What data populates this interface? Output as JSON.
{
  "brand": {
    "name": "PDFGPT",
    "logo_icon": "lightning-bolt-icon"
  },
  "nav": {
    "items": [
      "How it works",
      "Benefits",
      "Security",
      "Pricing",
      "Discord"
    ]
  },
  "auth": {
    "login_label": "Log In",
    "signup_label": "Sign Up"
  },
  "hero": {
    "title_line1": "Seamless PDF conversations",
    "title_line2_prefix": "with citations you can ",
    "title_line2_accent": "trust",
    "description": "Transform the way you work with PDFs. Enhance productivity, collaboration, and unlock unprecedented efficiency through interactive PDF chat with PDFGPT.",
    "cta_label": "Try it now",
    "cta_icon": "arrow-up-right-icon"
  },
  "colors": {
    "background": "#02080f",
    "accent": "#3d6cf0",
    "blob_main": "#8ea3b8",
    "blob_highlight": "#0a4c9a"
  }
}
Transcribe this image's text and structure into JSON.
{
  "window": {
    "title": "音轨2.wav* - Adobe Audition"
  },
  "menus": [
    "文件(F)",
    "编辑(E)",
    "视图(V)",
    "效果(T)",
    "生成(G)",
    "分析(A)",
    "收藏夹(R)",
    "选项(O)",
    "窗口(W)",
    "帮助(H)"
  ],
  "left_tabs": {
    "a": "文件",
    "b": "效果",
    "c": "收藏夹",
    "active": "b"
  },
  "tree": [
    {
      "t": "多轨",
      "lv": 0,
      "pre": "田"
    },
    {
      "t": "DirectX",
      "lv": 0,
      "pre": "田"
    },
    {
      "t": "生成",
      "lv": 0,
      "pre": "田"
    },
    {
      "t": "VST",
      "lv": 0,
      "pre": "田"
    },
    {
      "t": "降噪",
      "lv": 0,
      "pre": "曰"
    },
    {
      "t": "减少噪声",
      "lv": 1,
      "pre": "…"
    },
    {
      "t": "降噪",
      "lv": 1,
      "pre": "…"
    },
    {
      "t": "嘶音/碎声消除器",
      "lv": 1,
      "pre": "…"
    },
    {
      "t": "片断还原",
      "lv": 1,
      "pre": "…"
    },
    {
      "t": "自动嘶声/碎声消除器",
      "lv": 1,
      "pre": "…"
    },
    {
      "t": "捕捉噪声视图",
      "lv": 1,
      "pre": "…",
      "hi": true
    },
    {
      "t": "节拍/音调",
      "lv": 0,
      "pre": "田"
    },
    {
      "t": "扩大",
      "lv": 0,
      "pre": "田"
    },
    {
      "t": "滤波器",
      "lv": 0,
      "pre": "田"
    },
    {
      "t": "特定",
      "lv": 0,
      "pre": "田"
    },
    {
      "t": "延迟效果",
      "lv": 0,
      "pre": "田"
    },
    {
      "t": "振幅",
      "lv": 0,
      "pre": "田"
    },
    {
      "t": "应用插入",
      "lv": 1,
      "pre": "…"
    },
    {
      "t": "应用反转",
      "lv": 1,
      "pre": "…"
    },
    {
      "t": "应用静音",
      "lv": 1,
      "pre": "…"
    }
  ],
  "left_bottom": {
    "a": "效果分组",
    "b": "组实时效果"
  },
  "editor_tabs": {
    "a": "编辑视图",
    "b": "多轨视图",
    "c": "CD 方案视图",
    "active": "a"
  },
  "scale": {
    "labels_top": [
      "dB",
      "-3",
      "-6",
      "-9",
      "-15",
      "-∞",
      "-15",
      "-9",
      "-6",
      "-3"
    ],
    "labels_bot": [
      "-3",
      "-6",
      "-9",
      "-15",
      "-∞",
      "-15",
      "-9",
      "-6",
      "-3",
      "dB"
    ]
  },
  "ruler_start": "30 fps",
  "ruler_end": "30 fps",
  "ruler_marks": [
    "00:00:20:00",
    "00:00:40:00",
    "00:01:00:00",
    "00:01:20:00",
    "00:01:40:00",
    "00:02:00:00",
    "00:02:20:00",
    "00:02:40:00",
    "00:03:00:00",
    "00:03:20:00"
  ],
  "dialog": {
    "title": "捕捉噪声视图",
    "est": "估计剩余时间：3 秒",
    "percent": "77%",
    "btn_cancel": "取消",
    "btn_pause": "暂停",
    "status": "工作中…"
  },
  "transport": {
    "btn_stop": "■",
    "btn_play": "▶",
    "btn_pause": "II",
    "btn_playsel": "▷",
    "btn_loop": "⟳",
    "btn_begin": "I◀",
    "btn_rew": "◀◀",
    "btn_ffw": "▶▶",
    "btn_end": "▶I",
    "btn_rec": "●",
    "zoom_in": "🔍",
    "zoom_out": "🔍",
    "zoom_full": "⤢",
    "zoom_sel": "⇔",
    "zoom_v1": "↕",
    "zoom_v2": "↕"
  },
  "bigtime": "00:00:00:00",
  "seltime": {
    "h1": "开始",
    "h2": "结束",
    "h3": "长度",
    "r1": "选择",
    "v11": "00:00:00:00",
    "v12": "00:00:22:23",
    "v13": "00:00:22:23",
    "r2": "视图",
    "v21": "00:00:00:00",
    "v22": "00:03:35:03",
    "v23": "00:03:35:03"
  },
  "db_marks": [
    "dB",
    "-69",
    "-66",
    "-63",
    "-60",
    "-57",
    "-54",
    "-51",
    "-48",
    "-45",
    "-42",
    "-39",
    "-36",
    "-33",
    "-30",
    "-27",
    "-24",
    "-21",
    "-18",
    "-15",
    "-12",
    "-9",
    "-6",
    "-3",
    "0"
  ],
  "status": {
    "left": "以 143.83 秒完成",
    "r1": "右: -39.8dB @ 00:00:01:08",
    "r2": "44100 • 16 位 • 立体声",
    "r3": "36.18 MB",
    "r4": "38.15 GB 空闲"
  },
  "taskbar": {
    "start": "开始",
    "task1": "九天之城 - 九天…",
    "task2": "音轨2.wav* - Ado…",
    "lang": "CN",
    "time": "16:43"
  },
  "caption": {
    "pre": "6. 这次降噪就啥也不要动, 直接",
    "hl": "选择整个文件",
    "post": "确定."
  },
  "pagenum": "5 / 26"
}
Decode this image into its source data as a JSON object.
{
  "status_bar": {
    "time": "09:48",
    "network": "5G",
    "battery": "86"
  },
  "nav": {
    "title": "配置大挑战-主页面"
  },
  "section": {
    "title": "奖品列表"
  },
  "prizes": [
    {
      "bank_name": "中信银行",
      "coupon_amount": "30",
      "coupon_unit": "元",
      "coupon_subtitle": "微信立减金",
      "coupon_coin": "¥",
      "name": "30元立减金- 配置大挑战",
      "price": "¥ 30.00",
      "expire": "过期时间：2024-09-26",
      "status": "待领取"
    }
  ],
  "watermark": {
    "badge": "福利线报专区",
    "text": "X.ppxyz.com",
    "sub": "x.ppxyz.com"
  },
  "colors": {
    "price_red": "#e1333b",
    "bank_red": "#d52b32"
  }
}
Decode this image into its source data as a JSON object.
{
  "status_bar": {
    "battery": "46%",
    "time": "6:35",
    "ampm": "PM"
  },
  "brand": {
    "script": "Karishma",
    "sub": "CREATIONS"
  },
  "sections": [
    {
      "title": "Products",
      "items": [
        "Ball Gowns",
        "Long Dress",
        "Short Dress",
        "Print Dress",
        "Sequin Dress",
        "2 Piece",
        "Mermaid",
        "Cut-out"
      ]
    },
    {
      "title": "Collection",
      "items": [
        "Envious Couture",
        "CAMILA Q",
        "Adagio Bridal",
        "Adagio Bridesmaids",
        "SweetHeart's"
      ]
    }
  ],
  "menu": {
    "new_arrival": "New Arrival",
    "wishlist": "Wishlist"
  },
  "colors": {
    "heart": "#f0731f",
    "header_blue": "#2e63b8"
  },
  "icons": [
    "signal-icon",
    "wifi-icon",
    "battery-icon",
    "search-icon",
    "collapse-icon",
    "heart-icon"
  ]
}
....
DIRECTIONS FOR THIS TASK -
Your task is to give the records above again, exactly.

REPLY TO THE TASK -
What data populates this interface? Output as JSON.
{
  "brand": {
    "name": "PDFGPT",
    "logo_icon": "lightning-bolt-icon"
  },
  "nav": {
    "items": [
      "How it works",
      "Benefits",
      "Security",
      "Pricing",
      "Discord"
    ]
  },
  "auth": {
    "login_label": "Log In",
    "signup_label": "Sign Up"
  },
  "hero": {
    "title_line1": "Seamless PDF conversations",
    "title_line2_prefix": "with citations you can ",
    "title_line2_accent": "trust",
    "description": "Transform the way you work with PDFs. Enhance productivity, collaboration, and unlock unprecedented efficiency through interactive PDF chat with PDFGPT.",
    "cta_label": "Try it now",
    "cta_icon": "arrow-up-right-icon"
  },
  "colors": {
    "background": "#02080f",
    "accent": "#3d6cf0",
    "blob_main": "#8ea3b8",
    "blob_highlight": "#0a4c9a"
  }
}
Transcribe this image's text and structure into JSON.
{
  "window": {
    "title": "音轨2.wav* - Adobe Audition"
  },
  "menus": [
    "文件(F)",
    "编辑(E)",
    "视图(V)",
    "效果(T)",
    "生成(G)",
    "分析(A)",
    "收藏夹(R)",
    "选项(O)",
    "窗口(W)",
    "帮助(H)"
  ],
  "left_tabs": {
    "a": "文件",
    "b": "效果",
    "c": "收藏夹",
    "active": "b"
  },
  "tree": [
    {
      "t": "多轨",
      "lv": 0,
      "pre": "田"
    },
    {
      "t": "DirectX",
      "lv": 0,
      "pre": "田"
    },
    {
      "t": "生成",
      "lv": 0,
      "pre": "田"
    },
    {
      "t": "VST",
      "lv": 0,
      "pre": "田"
    },
    {
      "t": "降噪",
      "lv": 0,
      "pre": "曰"
    },
    {
      "t": "减少噪声",
      "lv": 1,
      "pre": "…"
    },
    {
      "t": "降噪",
      "lv": 1,
      "pre": "…"
    },
    {
      "t": "嘶音/碎声消除器",
      "lv": 1,
      "pre": "…"
    },
    {
      "t": "片断还原",
      "lv": 1,
      "pre": "…"
    },
    {
      "t": "自动嘶声/碎声消除器",
      "lv": 1,
      "pre": "…"
    },
    {
      "t": "捕捉噪声视图",
      "lv": 1,
      "pre": "…",
      "hi": true
    },
    {
      "t": "节拍/音调",
      "lv": 0,
      "pre": "田"
    },
    {
      "t": "扩大",
      "lv": 0,
      "pre": "田"
    },
    {
      "t": "滤波器",
      "lv": 0,
      "pre": "田"
    },
    {
      "t": "特定",
      "lv": 0,
      "pre": "田"
    },
    {
      "t": "延迟效果",
      "lv": 0,
      "pre": "田"
    },
    {
      "t": "振幅",
      "lv": 0,
      "pre": "田"
    },
    {
      "t": "应用插入",
      "lv": 1,
      "pre": "…"
    },
    {
      "t": "应用反转",
      "lv": 1,
      "pre": "…"
    },
    {
      "t": "应用静音",
      "lv": 1,
      "pre": "…"
    }
  ],
  "left_bottom": {
    "a": "效果分组",
    "b": "组实时效果"
  },
  "editor_tabs": {
    "a": "编辑视图",
    "b": "多轨视图",
    "c": "CD 方案视图",
    "active": "a"
  },
  "scale": {
    "labels_top": [
      "dB",
      "-3",
      "-6",
      "-9",
      "-15",
      "-∞",
      "-15",
      "-9",
      "-6",
      "-3"
    ],
    "labels_bot": [
      "-3",
      "-6",
      "-9",
      "-15",
      "-∞",
      "-15",
      "-9",
      "-6",
      "-3",
      "dB"
    ]
  },
  "ruler_start": "30 fps",
  "ruler_end": "30 fps",
  "ruler_marks": [
    "00:00:20:00",
    "00:00:40:00",
    "00:01:00:00",
    "00:01:20:00",
    "00:01:40:00",
    "00:02:00:00",
    "00:02:20:00",
    "00:02:40:00",
    "00:03:00:00",
    "00:03:20:00"
  ],
  "dialog": {
    "title": "捕捉噪声视图",
    "est": "估计剩余时间：3 秒",
    "percent": "77%",
    "btn_cancel": "取消",
    "btn_pause": "暂停",
    "status": "工作中…"
  },
  "transport": {
    "btn_stop": "■",
    "btn_play": "▶",
    "btn_pause": "II",
    "btn_playsel": "▷",
    "btn_loop": "⟳",
    "btn_begin": "I◀",
    "btn_rew": "◀◀",
    "btn_ffw": "▶▶",
    "btn_end": "▶I",
    "btn_rec": "●",
    "zoom_in": "🔍",
    "zoom_out": "🔍",
    "zoom_full": "⤢",
    "zoom_sel": "⇔",
    "zoom_v1": "↕",
    "zoom_v2": "↕"
  },
  "bigtime": "00:00:00:00",
  "seltime": {
    "h1": "开始",
    "h2": "结束",
    "h3": "长度",
    "r1": "选择",
    "v11": "00:00:00:00",
    "v12": "00:00:22:23",
    "v13": "00:00:22:23",
    "r2": "视图",
    "v21": "00:00:00:00",
    "v22": "00:03:35:03",
    "v23": "00:03:35:03"
  },
  "db_marks": [
    "dB",
    "-69",
    "-66",
    "-63",
    "-60",
    "-57",
    "-54",
    "-51",
    "-48",
    "-45",
    "-42",
    "-39",
    "-36",
    "-33",
    "-30",
    "-27",
    "-24",
    "-21",
    "-18",
    "-15",
    "-12",
    "-9",
    "-6",
    "-3",
    "0"
  ],
  "status": {
    "left": "以 143.83 秒完成",
    "r1": "右: -39.8dB @ 00:00:01:08",
    "r2": "44100 • 16 位 • 立体声",
    "r3": "36.18 MB",
    "r4": "38.15 GB 空闲"
  },
  "taskbar": {
    "start": "开始",
    "task1": "九天之城 - 九天…",
    "task2": "音轨2.wav* - Ado…",
    "lang": "CN",
    "time": "16:43"
  },
  "caption": {
    "pre": "6. 这次降噪就啥也不要动, 直接",
    "hl": "选择整个文件",
    "post": "确定."
  },
  "pagenum": "5 / 26"
}
Decode this image into its source data as a JSON object.
{
  "status_bar": {
    "time": "09:48",
    "network": "5G",
    "battery": "86"
  },
  "nav": {
    "title": "配置大挑战-主页面"
  },
  "section": {
    "title": "奖品列表"
  },
  "prizes": [
    {
      "bank_name": "中信银行",
      "coupon_amount": "30",
      "coupon_unit": "元",
      "coupon_subtitle": "微信立减金",
      "coupon_coin": "¥",
      "name": "30元立减金- 配置大挑战",
      "price": "¥ 30.00",
      "expire": "过期时间：2024-09-26",
      "status": "待领取"
    }
  ],
  "watermark": {
    "badge": "福利线报专区",
    "text": "X.ppxyz.com",
    "sub": "x.ppxyz.com"
  },
  "colors": {
    "price_red": "#e1333b",
    "bank_red": "#d52b32"
  }
}
Decode this image into its source data as a JSON object.
{
  "status_bar": {
    "battery": "46%",
    "time": "6:35",
    "ampm": "PM"
  },
  "brand": {
    "script": "Karishma",
    "sub": "CREATIONS"
  },
  "sections": [
    {
      "title": "Products",
      "items": [
        "Ball Gowns",
        "Long Dress",
        "Short Dress",
        "Print Dress",
        "Sequin Dress",
        "2 Piece",
        "Mermaid",
        "Cut-out"
      ]
    },
    {
      "title": "Collection",
      "items": [
        "Envious Couture",
        "CAMILA Q",
        "Adagio Bridal",
        "Adagio Bridesmaids",
        "SweetHeart's"
      ]
    }
  ],
  "menu": {
    "new_arrival": "New Arrival",
    "wishlist": "Wishlist"
  },
  "colors": {
    "heart": "#f0731f",
    "header_blue": "#2e63b8"
  },
  "icons": [
    "signal-icon",
    "wifi-icon",
    "battery-icon",
    "search-icon",
    "collapse-icon",
    "heart-icon"
  ]
}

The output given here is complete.